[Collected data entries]

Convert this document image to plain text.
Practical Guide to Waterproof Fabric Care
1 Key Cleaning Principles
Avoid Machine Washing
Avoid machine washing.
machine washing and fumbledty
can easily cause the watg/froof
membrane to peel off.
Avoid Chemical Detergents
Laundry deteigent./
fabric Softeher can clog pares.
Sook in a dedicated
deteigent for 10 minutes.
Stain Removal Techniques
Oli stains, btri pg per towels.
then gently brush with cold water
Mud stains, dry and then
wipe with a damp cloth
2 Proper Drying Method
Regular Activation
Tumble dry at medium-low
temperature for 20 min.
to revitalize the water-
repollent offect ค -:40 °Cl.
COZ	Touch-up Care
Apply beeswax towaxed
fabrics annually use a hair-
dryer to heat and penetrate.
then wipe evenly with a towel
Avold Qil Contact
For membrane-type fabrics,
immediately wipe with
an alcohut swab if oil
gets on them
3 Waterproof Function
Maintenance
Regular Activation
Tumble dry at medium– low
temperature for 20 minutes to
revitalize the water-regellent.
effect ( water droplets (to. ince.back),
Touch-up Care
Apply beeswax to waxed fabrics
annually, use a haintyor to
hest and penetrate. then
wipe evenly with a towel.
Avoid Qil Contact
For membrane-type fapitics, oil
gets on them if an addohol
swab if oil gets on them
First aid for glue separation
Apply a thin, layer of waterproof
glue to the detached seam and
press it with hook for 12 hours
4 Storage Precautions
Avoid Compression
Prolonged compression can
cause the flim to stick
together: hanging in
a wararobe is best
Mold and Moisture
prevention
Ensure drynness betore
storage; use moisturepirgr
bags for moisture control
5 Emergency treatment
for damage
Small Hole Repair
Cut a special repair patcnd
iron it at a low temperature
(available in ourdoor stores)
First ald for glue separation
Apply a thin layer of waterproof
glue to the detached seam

### WHAT IS ASKED
Pull every line containing "annually" out of the records.

### FINAL ANSWER
fabrics annually use a hair-
annually, use a haintyor to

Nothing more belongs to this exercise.